• [Written instruction a]
Reproduce the passage of the xvg thread starting with "I was trying" and going on through "dataset to work with my notebook.".

• [Text shown]
* begin *
I was trying to build a notebook using my multiple xvg files, however I did not get to convert the multiple xvg files (from each lambda) to a dataset similar to benzene_load How can I perform this task?

andresilvapimentel commented 2 years ago

In my notebook, It works fine if I use the benzene_load dataset, but I did not get to convert my personal multiple xvg files (from each lambda) into a dataset to work with my notebook.

xiki-tempula commented 2 years ago

@andresilvapimentel Hi, thank you for your interest in alchemlyb we have an experimental workflow that should do the calculation automatically and it is in the branch of https://github.com/xiki-tempula/alchemlyb/tree/workf With an API like

    >>> import os
    >>> from alchemtest.gmx import load_ABFE
    >>> from alchemlyb.workflows import ABFE
    >>> # Obtain the path of the data
    >>> dir = os.path.dirname(load_ABFE()['data']['complex'][0])
    >>> print(dir)
    'alchemtest/gmx/ABFE/complex'
    >>> workflow = ABFE(units='kcal/mol', software='Gromacs', dir=dir,
    >>>                 prefix='dhdl', suffix='xvg', T=298, out='./')
    >>> workflow.run(skiptime=10, uncorr='dhdl', threshold=50,
    >>>              methods=('mbar', 'bar', 'ti'), overlap='O_MBAR.pdf',
    >>>              breakdown=True, forwrev=10)

Do you mind have a try and give me some feedback?

andresilvapimentel commented 2 years ago

I got this error message: ModuleNotFoundError Traceback (most recent call last) in () 1 import os 2 from alchemtest.gmx import load_ABFE ----> 3 from alchemlyb.workflows import ABFE 4 # Obtain the path of the data 5 dir = os.path.dirname(load_ABFE()['data']['complex'][0])

ModuleNotFoundError: No module named 'alchemlyb.workflows'

andresilvapimentel commented 2 years ago

I am not sure if you understood what I would like to do it. I just want to convert my personal multiple xvg files (from each lambda) into a dataset (like load_benzene) to work with my notebook. How can I perform this task?
* end *
• [Written instruction b]
In the records, starting with the first line and going on through the line with "legend-label: Logarítmica (Motor", swap "Torque" for "Moment" and leave everything else unchanged. Give back only those lines.

Data listing
* begin *
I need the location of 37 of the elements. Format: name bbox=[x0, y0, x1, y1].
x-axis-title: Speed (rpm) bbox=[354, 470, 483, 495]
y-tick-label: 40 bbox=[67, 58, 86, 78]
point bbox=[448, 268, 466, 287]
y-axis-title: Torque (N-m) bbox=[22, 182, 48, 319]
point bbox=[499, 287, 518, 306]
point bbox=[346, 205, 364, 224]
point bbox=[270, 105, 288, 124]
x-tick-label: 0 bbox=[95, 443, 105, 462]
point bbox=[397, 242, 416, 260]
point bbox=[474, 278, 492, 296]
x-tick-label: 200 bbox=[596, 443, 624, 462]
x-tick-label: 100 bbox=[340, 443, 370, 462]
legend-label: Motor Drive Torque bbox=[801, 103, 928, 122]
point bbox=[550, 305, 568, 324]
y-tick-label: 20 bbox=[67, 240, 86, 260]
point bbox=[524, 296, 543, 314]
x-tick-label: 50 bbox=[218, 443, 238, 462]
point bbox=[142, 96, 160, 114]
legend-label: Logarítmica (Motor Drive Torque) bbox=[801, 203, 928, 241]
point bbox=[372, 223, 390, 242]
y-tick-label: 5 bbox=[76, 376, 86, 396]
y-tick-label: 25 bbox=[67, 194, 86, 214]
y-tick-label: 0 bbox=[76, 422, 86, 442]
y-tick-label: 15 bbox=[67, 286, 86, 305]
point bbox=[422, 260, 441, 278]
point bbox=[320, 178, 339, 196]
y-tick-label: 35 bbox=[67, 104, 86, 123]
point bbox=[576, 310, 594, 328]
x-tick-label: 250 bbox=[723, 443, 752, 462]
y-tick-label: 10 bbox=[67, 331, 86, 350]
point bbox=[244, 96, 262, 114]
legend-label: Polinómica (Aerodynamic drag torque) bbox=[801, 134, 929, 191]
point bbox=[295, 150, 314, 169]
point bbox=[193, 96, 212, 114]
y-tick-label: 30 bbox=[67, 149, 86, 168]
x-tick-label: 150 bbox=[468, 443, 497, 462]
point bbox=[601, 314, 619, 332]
* end *
• [Exercise solution a]
I was trying to build a notebook using my multiple xvg files, however I did not get to convert the multiple xvg files (from each lambda) to a dataset similar to benzene_load How can I perform this task?

andresilvapimentel commented 2 years ago

In my notebook, It works fine if I use the benzene_load dataset, but I did not get to convert my personal multiple xvg files (from each lambda) into a dataset to work with my notebook.

• [Exercise solution b]
I need the location of 37 of the elements. Format: name bbox=[x0, y0, x1, y1].
x-axis-title: Speed (rpm) bbox=[354, 470, 483, 495]
y-tick-label: 40 bbox=[67, 58, 86, 78]
point bbox=[448, 268, 466, 287]
y-axis-title: Moment (N-m) bbox=[22, 182, 48, 319]
point bbox=[499, 287, 518, 306]
point bbox=[346, 205, 364, 224]
point bbox=[270, 105, 288, 124]
x-tick-label: 0 bbox=[95, 443, 105, 462]
point bbox=[397, 242, 416, 260]
point bbox=[474, 278, 492, 296]
x-tick-label: 200 bbox=[596, 443, 624, 462]
x-tick-label: 100 bbox=[340, 443, 370, 462]
legend-label: Motor Drive Moment bbox=[801, 103, 928, 122]
point bbox=[550, 305, 568, 324]
y-tick-label: 20 bbox=[67, 240, 86, 260]
point bbox=[524, 296, 543, 314]
x-tick-label: 50 bbox=[218, 443, 238, 462]
point bbox=[142, 96, 160, 114]
legend-label: Logarítmica (Motor Drive Moment) bbox=[801, 203, 928, 241]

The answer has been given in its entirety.